# [TEXTE DONNÉ]
--
Elle était alors capable de faire la
différence entre Céline le romancier, et
Céline l’antisémite.
(valeurs actuelles.com, mardi 3 mars 2020).
* Johnny HALLYDAY
(de son vrai nom Jean-Philippe Smet,
chanteur, compositeur, acteur, 1943-2017) :
" Marc-Edouard Nabe relatera la rencontre
entre Lucette et Johnny HALLYDAY,
l'idole des jeunes, ainsi que celle de
Bernard-Henri Lévy - ce qui est plus
surprenant - lors d'un cocktail, au théâtre
des Amandiers, qui faisait suite à la
première de l'Eglise.
(Madame Céline, David Alliot, Tallandier, janvier 2018, p.311).
* " Un soir du
15 juin, on était derrière la maison, tout
en haut du terrain, avec les chiens. Nous y
parvenaient les effluves sonores de
Johnny HALLYDAY, qui sonnait ses 50 ans
dans un méga-concert au parc des Princes.
--
# [TÂCHE DONNÉE A]
Restituez à l'identique le passage du texte sur Céline et Johnny Hallyday qui commence par « (Madame Céline, David » et se termine par « parc des Princes. ».
--
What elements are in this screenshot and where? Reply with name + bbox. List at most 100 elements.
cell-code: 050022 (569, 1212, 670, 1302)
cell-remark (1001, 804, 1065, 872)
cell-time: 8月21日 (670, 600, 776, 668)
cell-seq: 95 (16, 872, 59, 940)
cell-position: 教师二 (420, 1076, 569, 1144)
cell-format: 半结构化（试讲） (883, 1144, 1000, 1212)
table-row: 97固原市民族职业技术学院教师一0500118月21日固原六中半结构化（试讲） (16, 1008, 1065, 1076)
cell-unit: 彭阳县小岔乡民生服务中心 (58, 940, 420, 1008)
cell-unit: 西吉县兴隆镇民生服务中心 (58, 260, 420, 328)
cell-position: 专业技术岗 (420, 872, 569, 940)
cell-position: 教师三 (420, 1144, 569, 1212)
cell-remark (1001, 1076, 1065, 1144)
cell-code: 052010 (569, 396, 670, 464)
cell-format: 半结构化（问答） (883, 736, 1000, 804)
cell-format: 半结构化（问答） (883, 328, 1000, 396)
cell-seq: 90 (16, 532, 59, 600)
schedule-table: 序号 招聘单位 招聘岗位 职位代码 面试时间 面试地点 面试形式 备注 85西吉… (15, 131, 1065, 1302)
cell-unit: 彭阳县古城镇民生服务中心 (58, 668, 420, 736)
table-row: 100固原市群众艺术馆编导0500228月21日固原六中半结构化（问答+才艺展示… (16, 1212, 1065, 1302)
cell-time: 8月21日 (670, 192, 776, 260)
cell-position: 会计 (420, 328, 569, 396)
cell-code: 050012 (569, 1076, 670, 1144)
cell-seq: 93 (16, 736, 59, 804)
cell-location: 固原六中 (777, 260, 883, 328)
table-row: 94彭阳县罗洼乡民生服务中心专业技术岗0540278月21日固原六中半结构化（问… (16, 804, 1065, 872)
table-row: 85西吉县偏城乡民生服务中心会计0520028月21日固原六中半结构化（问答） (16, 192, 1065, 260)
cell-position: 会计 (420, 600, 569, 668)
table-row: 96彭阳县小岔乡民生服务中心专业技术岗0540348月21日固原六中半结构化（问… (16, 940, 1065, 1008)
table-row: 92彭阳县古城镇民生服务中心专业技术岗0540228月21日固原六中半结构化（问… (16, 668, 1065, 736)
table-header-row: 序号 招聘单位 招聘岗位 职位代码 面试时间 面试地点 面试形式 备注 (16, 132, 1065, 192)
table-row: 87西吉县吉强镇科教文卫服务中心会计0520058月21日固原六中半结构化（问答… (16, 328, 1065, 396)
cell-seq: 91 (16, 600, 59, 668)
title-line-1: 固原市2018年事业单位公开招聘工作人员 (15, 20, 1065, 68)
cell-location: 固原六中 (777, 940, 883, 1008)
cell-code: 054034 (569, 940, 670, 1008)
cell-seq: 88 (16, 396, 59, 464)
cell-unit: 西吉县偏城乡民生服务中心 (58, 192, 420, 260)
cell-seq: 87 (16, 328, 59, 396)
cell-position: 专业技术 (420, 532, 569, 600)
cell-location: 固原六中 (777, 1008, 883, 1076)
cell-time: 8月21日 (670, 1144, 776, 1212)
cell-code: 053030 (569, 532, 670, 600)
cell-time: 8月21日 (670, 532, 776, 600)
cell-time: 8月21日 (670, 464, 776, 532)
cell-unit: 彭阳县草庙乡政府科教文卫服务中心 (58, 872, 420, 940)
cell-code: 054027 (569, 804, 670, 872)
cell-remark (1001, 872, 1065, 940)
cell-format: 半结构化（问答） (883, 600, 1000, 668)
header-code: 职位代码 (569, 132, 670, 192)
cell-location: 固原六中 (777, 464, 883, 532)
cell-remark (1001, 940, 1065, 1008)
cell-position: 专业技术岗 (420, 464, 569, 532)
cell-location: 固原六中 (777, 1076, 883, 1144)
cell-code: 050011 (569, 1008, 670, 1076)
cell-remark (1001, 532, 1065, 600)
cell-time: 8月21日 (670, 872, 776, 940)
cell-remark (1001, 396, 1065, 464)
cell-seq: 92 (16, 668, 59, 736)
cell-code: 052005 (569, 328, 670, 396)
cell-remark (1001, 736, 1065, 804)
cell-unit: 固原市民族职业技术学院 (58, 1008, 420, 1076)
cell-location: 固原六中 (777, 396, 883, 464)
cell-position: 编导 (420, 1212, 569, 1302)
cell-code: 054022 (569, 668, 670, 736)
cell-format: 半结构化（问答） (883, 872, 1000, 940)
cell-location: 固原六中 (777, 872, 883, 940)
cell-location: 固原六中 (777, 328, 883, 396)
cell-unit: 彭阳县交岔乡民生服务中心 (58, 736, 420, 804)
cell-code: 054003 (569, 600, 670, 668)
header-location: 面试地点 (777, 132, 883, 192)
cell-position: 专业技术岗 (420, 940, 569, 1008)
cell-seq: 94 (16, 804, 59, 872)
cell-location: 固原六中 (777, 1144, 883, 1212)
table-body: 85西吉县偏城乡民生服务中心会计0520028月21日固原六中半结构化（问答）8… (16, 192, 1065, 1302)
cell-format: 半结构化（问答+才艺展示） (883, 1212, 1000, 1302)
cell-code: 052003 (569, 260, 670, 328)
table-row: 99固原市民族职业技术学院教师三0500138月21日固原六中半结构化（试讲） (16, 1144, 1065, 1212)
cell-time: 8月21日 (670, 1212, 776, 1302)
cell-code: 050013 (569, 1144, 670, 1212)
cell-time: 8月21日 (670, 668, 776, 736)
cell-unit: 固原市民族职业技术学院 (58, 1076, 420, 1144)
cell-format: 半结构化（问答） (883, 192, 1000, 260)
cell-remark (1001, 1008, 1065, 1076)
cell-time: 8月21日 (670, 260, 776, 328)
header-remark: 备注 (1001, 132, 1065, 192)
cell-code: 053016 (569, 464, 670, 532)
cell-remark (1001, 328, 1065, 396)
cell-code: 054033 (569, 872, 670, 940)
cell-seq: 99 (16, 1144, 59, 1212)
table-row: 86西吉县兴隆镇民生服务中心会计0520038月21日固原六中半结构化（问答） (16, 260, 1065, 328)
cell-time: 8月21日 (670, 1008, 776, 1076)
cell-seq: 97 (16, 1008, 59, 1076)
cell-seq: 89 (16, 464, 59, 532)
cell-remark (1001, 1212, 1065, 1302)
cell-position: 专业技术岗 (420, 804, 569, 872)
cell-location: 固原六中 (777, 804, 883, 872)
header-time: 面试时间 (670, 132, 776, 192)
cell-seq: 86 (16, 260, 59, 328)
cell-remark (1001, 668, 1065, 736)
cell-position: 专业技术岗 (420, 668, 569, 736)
--
# [TÂCHE DONNÉE B]
Remplacez « cell-unit » par « cell-employer » dans les lignes de la liste qui commencent au début de celle-ci et se terminent par la ligne contenant « cell-position: 专业技术岗 (420, 872, 569, 940) », incluse. Ne renvoyez que ces lignes, sans autre changement.

# [RÉPONSE A]
(Madame Céline, David Alliot, Tallandier, janvier 2018, p.311).
* " Un soir du
15 juin, on était derrière la maison, tout
en haut du terrain, avec les chiens. Nous y
parvenaient les effluves sonores de
Johnny HALLYDAY, qui sonnait ses 50 ans
dans un méga-concert au parc des Princes.

# [RÉPONSE B]
What elements are in this screenshot and where? Reply with name + bbox. List at most 100 elements.
cell-code: 050022 (569, 1212, 670, 1302)
cell-remark (1001, 804, 1065, 872)
cell-time: 8月21日 (670, 600, 776, 668)
cell-seq: 95 (16, 872, 59, 940)
cell-position: 教师二 (420, 1076, 569, 1144)
cell-format: 半结构化（试讲） (883, 1144, 1000, 1212)
table-row: 97固原市民族职业技术学院教师一0500118月21日固原六中半结构化（试讲） (16, 1008, 1065, 1076)
cell-employer: 彭阳县小岔乡民生服务中心 (58, 940, 420, 1008)
cell-employer: 西吉县兴隆镇民生服务中心 (58, 260, 420, 328)
cell-position: 专业技术岗 (420, 872, 569, 940)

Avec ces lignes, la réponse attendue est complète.